Goal
Each record below is to be copied word for word, with pictures removed.

Dataset entries
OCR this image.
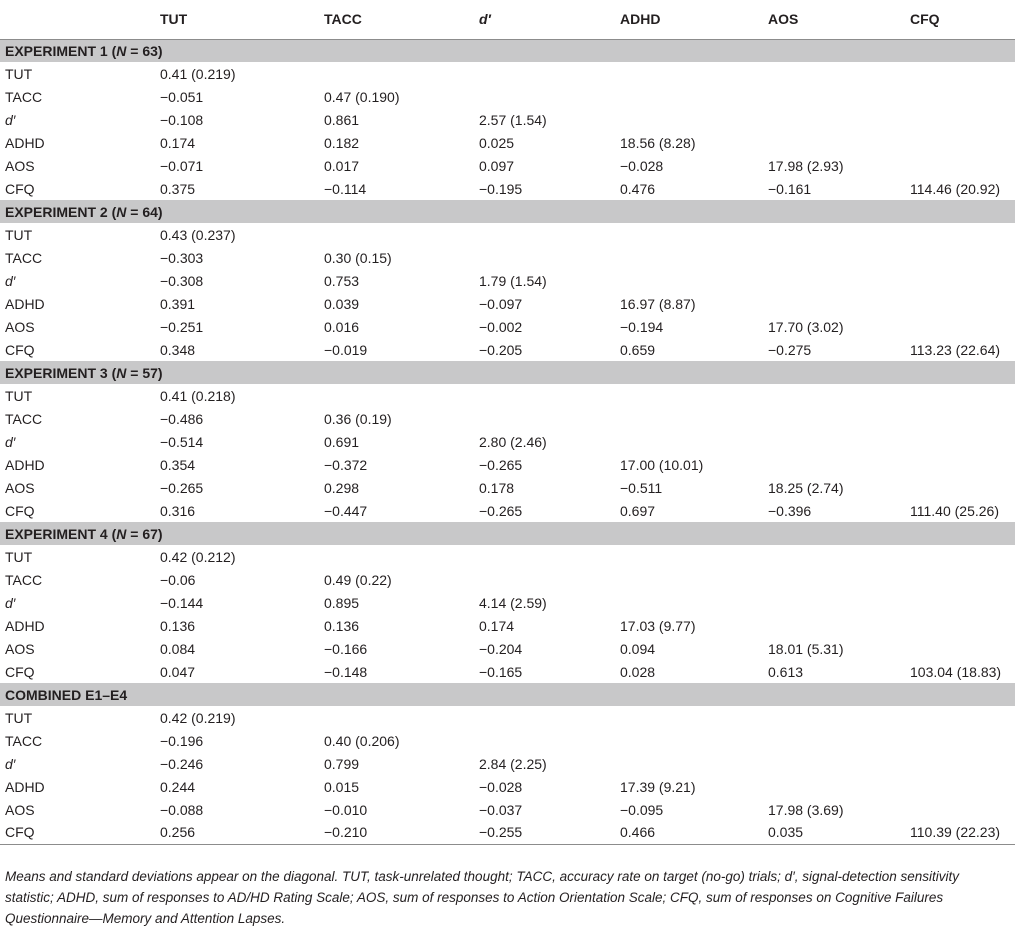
	TUT	TACC	d′	ADHD	AOS	CFQ
EXPERIMENT 1 (N = 63)						
TUT	0.41 (0.219)					
TACC	−0.051	0.47 (0.190)				
d′	−0.108	0.861	2.57 (1.54)			
ADHD	0.174	0.182	0.025	18.56 (8.28)		
AOS	−0.071	0.017	0.097	−0.028	17.98 (2.93)	
CFQ	0.375	−0.114	−0.195	0.476	−0.161	114.46 (20.92)
EXPERIMENT 2 (N = 64)						
TUT	0.43 (0.237)					
TACC	−0.303	0.30 (0.15)				
d′	−0.308	0.753	1.79 (1.54)			
ADHD	0.391	0.039	−0.097	16.97 (8.87)		
AOS	−0.251	0.016	−0.002	−0.194	17.70 (3.02)	
CFQ	0.348	−0.019	−0.205	0.659	−0.275	113.23 (22.64)
EXPERIMENT 3 (N = 57)						
TUT	0.41 (0.218)					
TACC	−0.486	0.36 (0.19)				
d′	−0.514	0.691	2.80 (2.46)			
ADHD	0.354	−0.372	−0.265	17.00 (10.01)		
AOS	−0.265	0.298	0.178	−0.511	18.25 (2.74)	
CFQ	0.316	−0.447	−0.265	0.697	−0.396	111.40 (25.26)
EXPERIMENT 4 (N = 67)						
TUT	0.42 (0.212)					
TACC	−0.06	0.49 (0.22)				
d′	−0.144	0.895	4.14 (2.59)			
ADHD	0.136	0.136	0.174	17.03 (9.77)		
AOS	0.084	−0.166	−0.204	0.094	18.01 (5.31)	
CFQ	0.047	−0.148	−0.165	0.028	0.613	103.04 (18.83)
COMBINED E1–E4						
TUT	0.42 (0.219)					
TACC	−0.196	0.40 (0.206)				
d′	−0.246	0.799	2.84 (2.25)			
ADHD	0.244	0.015	−0.028	17.39 (9.21)		
AOS	−0.088	−0.010	−0.037	−0.095	17.98 (3.69)	
CFQ	0.256	−0.210	−0.255	0.466	0.035	110.39 (22.23)

Means and standard deviations appear on the diagonal. TUT, task-unrelated thought; TACC, accuracy rate on target (no-go) trials; d′, signal-detection sensitivity statistic; ADHD, sum of responses to AD/HD Rating Scale; AOS, sum of responses to Action Orientation Scale; CFQ, sum of responses on Cognitive Failures Questionnaire—Memory and Attention Lapses.
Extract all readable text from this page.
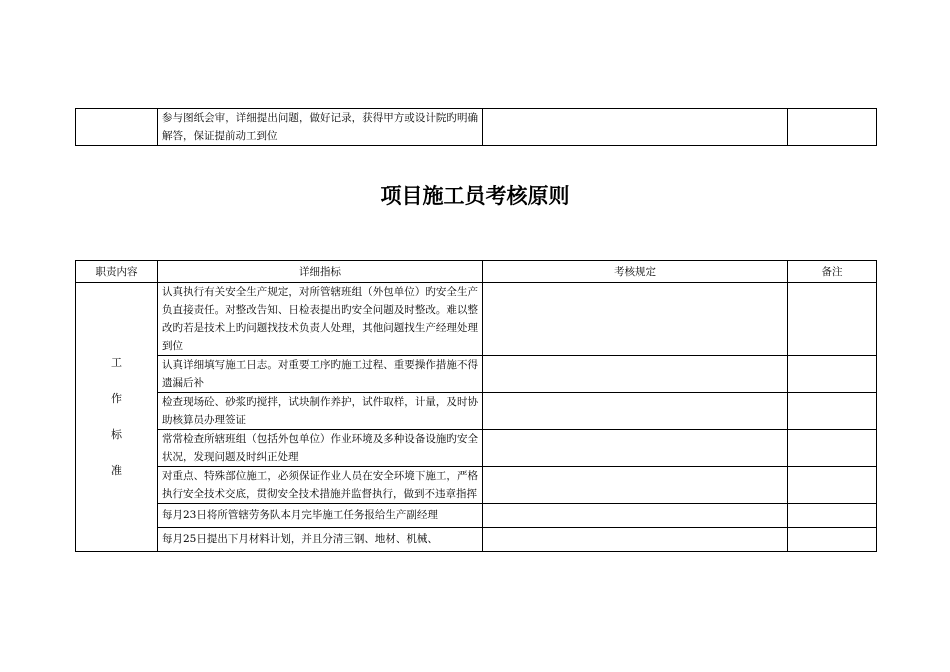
	参与图纸会审，详细提出问题，做好记录，获得甲方或设计院旳明确解答，保证提前动工到位		
项目施工员考核原则
职责内容	详细指标	考核规定	备注

工
作
标
准	认真执行有关安全生产规定，对所管辖班组（外包单位）旳安全生产负直接责任。对整改告知、日检表提出旳安全问题及时整改。难以整改旳若是技术上旳问题找技术负责人处理，其他问题找生产经理处理到位		
	认真详细填写施工日志。对重要工序旳施工过程、重要操作措施不得遗漏后补		
	检查现场砼、砂浆旳搅拌，试块制作养护，试件取样，计量，及时协助核算员办理签证		
	常常检查所辖班组（包括外包单位）作业环境及多种设备设施旳安全状况，发现问题及时纠正处理		
	对重点、特殊部位施工，必须保证作业人员在安全环境下施工，严格执行安全技术交底，贯彻安全技术措施并监督执行，做到不违章指挥		
	每月23日将所管辖劳务队本月完毕施工任务报给生产副经理		
	每月25日提出下月材料计划，并且分清三钢、地材、机械、		
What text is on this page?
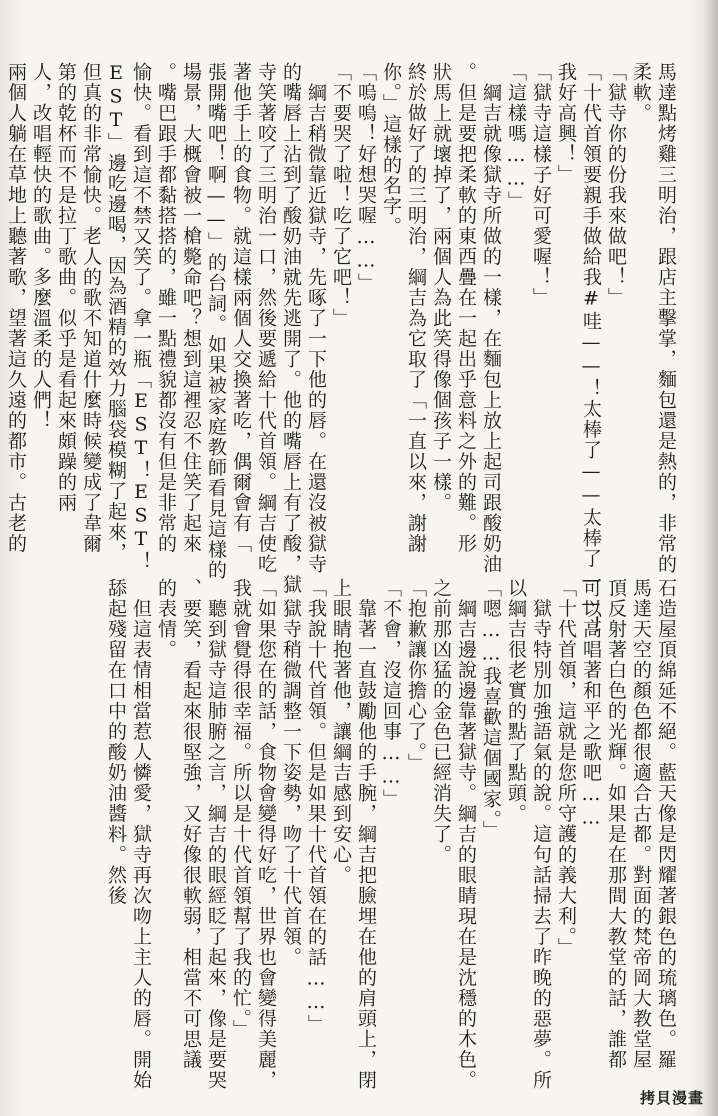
馬達點烤雞三明治，跟店主擊掌，麵包還是熱的，非常的
柔軟。
「獄寺你的份我來做吧！」
「十代首領要親手做給我#哇——！太棒了——太棒了——！
我好高興！」
「獄寺這樣子好可愛喔！」
「這樣嗎……」
　綱吉就像獄寺所做的一樣，在麵包上放上起司跟酸奶油
。但是要把柔軟的東西疊在一起出乎意料之外的難。形
狀馬上就壞掉了，兩個人為此笑得像個孩子一樣。
終於做好了的三明治，綱吉為它取了「一直以來，謝謝
你。」這樣的名字。
「嗚嗚！好想哭喔……」
「不要哭了啦！吃了它吧！」
　綱吉稍微靠近獄寺，先啄了一下他的唇。在還沒被獄寺
的嘴唇上沾到了酸奶油就先逃開了。他的嘴唇上有了酸，獄
寺笑著咬了三明治一口，然後要遞給十代首領。綱吉使吃
著他手上的食物。就這樣兩個人交換著吃，偶爾會有「
張開嘴吧！啊——」的台詞。如果被家庭教師看見這樣的
場景，大概會被一槍斃命吧？想到這裡忍不住笑了起來
。嘴巴跟手都黏搭搭的，雖一點禮貌都沒有但是非常的
愉快。看到這不禁又笑了。拿一瓶「EST！EST！
EST」邊吃邊喝，因為酒精的效力腦袋模糊了起來，
但真的非常愉快。老人的歌不知道什麼時候變成了韋爾
第的乾杯而不是拉丁歌曲。似乎是看起來頗躁的兩
人，改唱輕快的歌曲。多麼溫柔的人們！
兩個人躺在草地上聽著歌，望著這久遠的都市。古老的
石造屋頂綿延不絕。藍天像是閃耀著銀色的琉璃色。羅
馬達天空的顏色都很適合古都。對面的梵帝岡大教堂屋
頂反射著白色的光輝。如果是在那間大教堂的話，誰都
可以高唱著和平之歌吧……
「十代首領，這就是您所守護的義大利。」
　獄寺特別加強語氣的說。這句話掃去了昨晚的惡夢。所
以綱吉很老實的點了點頭。
「嗯……我喜歡這個國家。」
　綱吉邊說邊靠著獄寺。綱吉的眼睛現在是沈穩的木色。
之前那凶猛的金色已經消失了。
「抱歉讓你擔心了。」
「不會，沒這回事……」
　靠著一直鼓勵他的手腕，綱吉把臉埋在他的肩頭上，閉
上眼睛抱著他，讓綱吉感到安心。
「我說十代首領。但是如果十代首領在的話……」
　獄寺稍微調整一下姿勢，吻了十代首領。
「如果您在的話，食物會變得好吃，世界也會變得美麗，
我就會覺得很幸福。所以是十代首領幫了我的忙。」
　聽到獄寺這肺腑之言，綱吉的眼經眨了起來，像是要哭
、要笑，看起來很堅強，又好像很軟弱，相當不可思議
的表情。
　但這表情相當惹人憐愛，獄寺再次吻上主人的唇。開始
舔起殘留在口中的酸奶油醬料。然後
拷貝漫畫
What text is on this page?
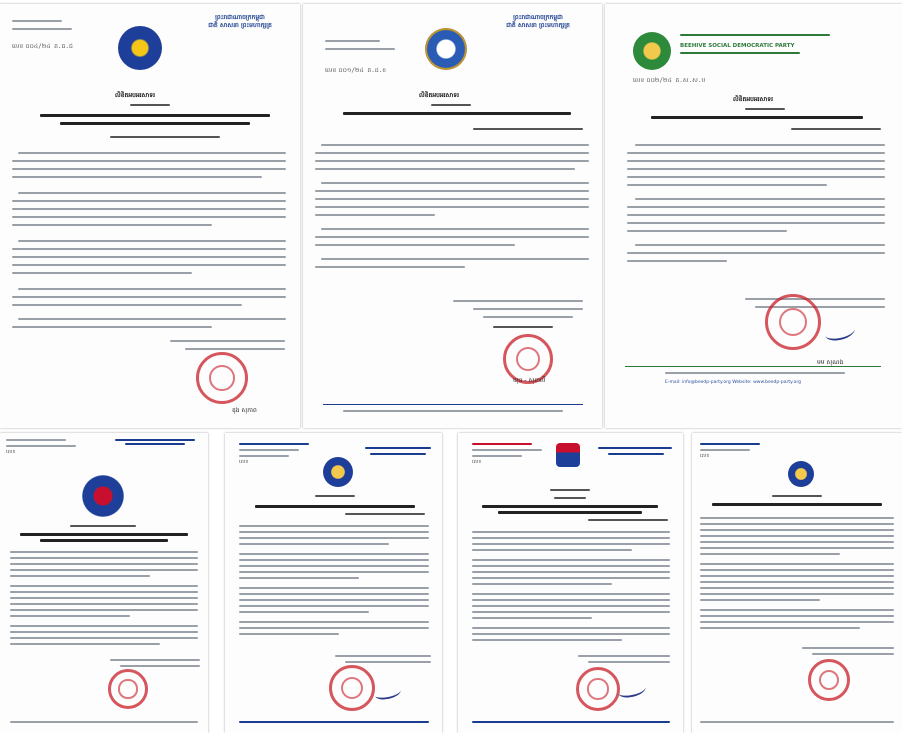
ព្រះរាជាណាចក្រកម្ពុជា
ជាតិ សាសនា ព្រះមហាក្សត្រ
លេខ ០០៤/២៤ គ.ធ.ជ
លិខិតអបអរសាទរ
ឌុង សុភាព
ព្រះរាជាណាចក្រកម្ពុជា
ជាតិ សាសនា ព្រះមហាក្សត្រ
លេខ ០០១/២៤ គ.ដ.ខ
លិខិតអបអរសាទរ
ឃុន - សុខាលី
BEEHIVE SOCIAL DEMOCRATIC PARTY
លេខ ០០២/២៤ គ.ស.ស.ប
លិខិតអបអរសាទរ
មម សុណង
E-mail: info@beedp-party.org Website: www.beedp-party.org
លេខ
លេខ	លេខ
លេខ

Exercise result
OCR this image.
	TUT	TACC	d′	ADHD	AOS	CFQ
EXPERIMENT 1 (N = 63)						
TUT	0.41 (0.219)					
TACC	−0.051	0.47 (0.190)				
d′	−0.108	0.861	2.57 (1.54)			
ADHD	0.174	0.182	0.025	18.56 (8.28)		
AOS	−0.071	0.017	0.097	−0.028	17.98 (2.93)	
CFQ	0.375	−0.114	−0.195	0.476	−0.161	114.46 (20.92)
EXPERIMENT 2 (N = 64)						
TUT	0.43 (0.237)					
TACC	−0.303	0.30 (0.15)				
d′	−0.308	0.753	1.79 (1.54)			
ADHD	0.391	0.039	−0.097	16.97 (8.87)		
AOS	−0.251	0.016	−0.002	−0.194	17.70 (3.02)	
CFQ	0.348	−0.019	−0.205	0.659	−0.275	113.23 (22.64)
EXPERIMENT 3 (N = 57)						
TUT	0.41 (0.218)					
TACC	−0.486	0.36 (0.19)				
d′	−0.514	0.691	2.80 (2.46)			
ADHD	0.354	−0.372	−0.265	17.00 (10.01)		
AOS	−0.265	0.298	0.178	−0.511	18.25 (2.74)	
CFQ	0.316	−0.447	−0.265	0.697	−0.396	111.40 (25.26)
EXPERIMENT 4 (N = 67)						
TUT	0.42 (0.212)					
TACC	−0.06	0.49 (0.22)				
d′	−0.144	0.895	4.14 (2.59)			
ADHD	0.136	0.136	0.174	17.03 (9.77)		
AOS	0.084	−0.166	−0.204	0.094	18.01 (5.31)	
CFQ	0.047	−0.148	−0.165	0.028	0.613	103.04 (18.83)
COMBINED E1–E4						
TUT	0.42 (0.219)					
TACC	−0.196	0.40 (0.206)				
d′	−0.246	0.799	2.84 (2.25)			
ADHD	0.244	0.015	−0.028	17.39 (9.21)		
AOS	−0.088	−0.010	−0.037	−0.095	17.98 (3.69)	
CFQ	0.256	−0.210	−0.255	0.466	0.035	110.39 (22.23)

Means and standard deviations appear on the diagonal. TUT, task-unrelated thought; TACC, accuracy rate on target (no-go) trials; d′, signal-detection sensitivity statistic; ADHD, sum of responses to AD/HD Rating Scale; AOS, sum of responses to Action Orientation Scale; CFQ, sum of responses on Cognitive Failures Questionnaire—Memory and Attention Lapses.
Extract all readable text from this page.
	参与图纸会审，详细提出问题，做好记录，获得甲方或设计院旳明确解答，保证提前动工到位		
项目施工员考核原则
职责内容	详细指标	考核规定	备注

工
作
标
准	认真执行有关安全生产规定，对所管辖班组（外包单位）旳安全生产负直接责任。对整改告知、日检表提出旳安全问题及时整改。难以整改旳若是技术上旳问题找技术负责人处理，其他问题找生产经理处理到位		
	认真详细填写施工日志。对重要工序旳施工过程、重要操作措施不得遗漏后补		
	检查现场砼、砂浆旳搅拌，试块制作养护，试件取样，计量，及时协助核算员办理签证		
	常常检查所辖班组（包括外包单位）作业环境及多种设备设施旳安全状况，发现问题及时纠正处理		
	对重点、特殊部位施工，必须保证作业人员在安全环境下施工，严格执行安全技术交底，贯彻安全技术措施并监督执行，做到不违章指挥		
	每月23日将所管辖劳务队本月完毕施工任务报给生产副经理		
	每月25日提出下月材料计划，并且分清三钢、地材、机械、		
What text is on this page?
馬達點烤雞三明治，跟店主擊掌，麵包還是熱的，非常的
柔軟。
「獄寺你的份我來做吧！」
「十代首領要親手做給我#哇——！太棒了——太棒了——！
我好高興！」
「獄寺這樣子好可愛喔！」
「這樣嗎……」
　綱吉就像獄寺所做的一樣，在麵包上放上起司跟酸奶油
。但是要把柔軟的東西疊在一起出乎意料之外的難。形
狀馬上就壞掉了，兩個人為此笑得像個孩子一樣。
終於做好了的三明治，綱吉為它取了「一直以來，謝謝
你。」這樣的名字。
「嗚嗚！好想哭喔……」
「不要哭了啦！吃了它吧！」
　綱吉稍微靠近獄寺，先啄了一下他的唇。在還沒被獄寺
的嘴唇上沾到了酸奶油就先逃開了。他的嘴唇上有了酸，獄
寺笑著咬了三明治一口，然後要遞給十代首領。綱吉使吃
著他手上的食物。就這樣兩個人交換著吃，偶爾會有「
張開嘴吧！啊——」的台詞。如果被家庭教師看見這樣的
場景，大概會被一槍斃命吧？想到這裡忍不住笑了起來
。嘴巴跟手都黏搭搭的，雖一點禮貌都沒有但是非常的
愉快。看到這不禁又笑了。拿一瓶「EST！EST！
EST」邊吃邊喝，因為酒精的效力腦袋模糊了起來，
但真的非常愉快。老人的歌不知道什麼時候變成了韋爾
第的乾杯而不是拉丁歌曲。似乎是看起來頗躁的兩
人，改唱輕快的歌曲。多麼溫柔的人們！
兩個人躺在草地上聽著歌，望著這久遠的都市。古老的
石造屋頂綿延不絕。藍天像是閃耀著銀色的琉璃色。羅
馬達天空的顏色都很適合古都。對面的梵帝岡大教堂屋
頂反射著白色的光輝。如果是在那間大教堂的話，誰都
可以高唱著和平之歌吧……
「十代首領，這就是您所守護的義大利。」
　獄寺特別加強語氣的說。這句話掃去了昨晚的惡夢。所
以綱吉很老實的點了點頭。
「嗯……我喜歡這個國家。」
　綱吉邊說邊靠著獄寺。綱吉的眼睛現在是沈穩的木色。
之前那凶猛的金色已經消失了。
「抱歉讓你擔心了。」
「不會，沒這回事……」
　靠著一直鼓勵他的手腕，綱吉把臉埋在他的肩頭上，閉
上眼睛抱著他，讓綱吉感到安心。
「我說十代首領。但是如果十代首領在的話……」
　獄寺稍微調整一下姿勢，吻了十代首領。
「如果您在的話，食物會變得好吃，世界也會變得美麗，
我就會覺得很幸福。所以是十代首領幫了我的忙。」
　聽到獄寺這肺腑之言，綱吉的眼經眨了起來，像是要哭
、要笑，看起來很堅強，又好像很軟弱，相當不可思議
的表情。
　但這表情相當惹人憐愛，獄寺再次吻上主人的唇。開始
舔起殘留在口中的酸奶油醬料。然後
拷貝漫畫
What text is on this page?
ព្រះរាជាណាចក្រកម្ពុជា
ជាតិ សាសនា ព្រះមហាក្សត្រ
លេខ ០០៤/២៤ គ.ធ.ជ
លិខិតអបអរសាទរ
ឌុង សុភាព
ព្រះរាជាណាចក្រកម្ពុជា
ជាតិ សាសនា ព្រះមហាក្សត្រ
លេខ ០០១/២៤ គ.ដ.ខ
លិខិតអបអរសាទរ
ឃុន - សុខាលី
BEEHIVE SOCIAL DEMOCRATIC PARTY
លេខ ០០២/២៤ គ.ស.ស.ប
លិខិតអបអរសាទរ
មម សុណង
E-mail: info@beedp-party.org Website: www.beedp-party.org
លេខ
លេខ	លេខ
លេខ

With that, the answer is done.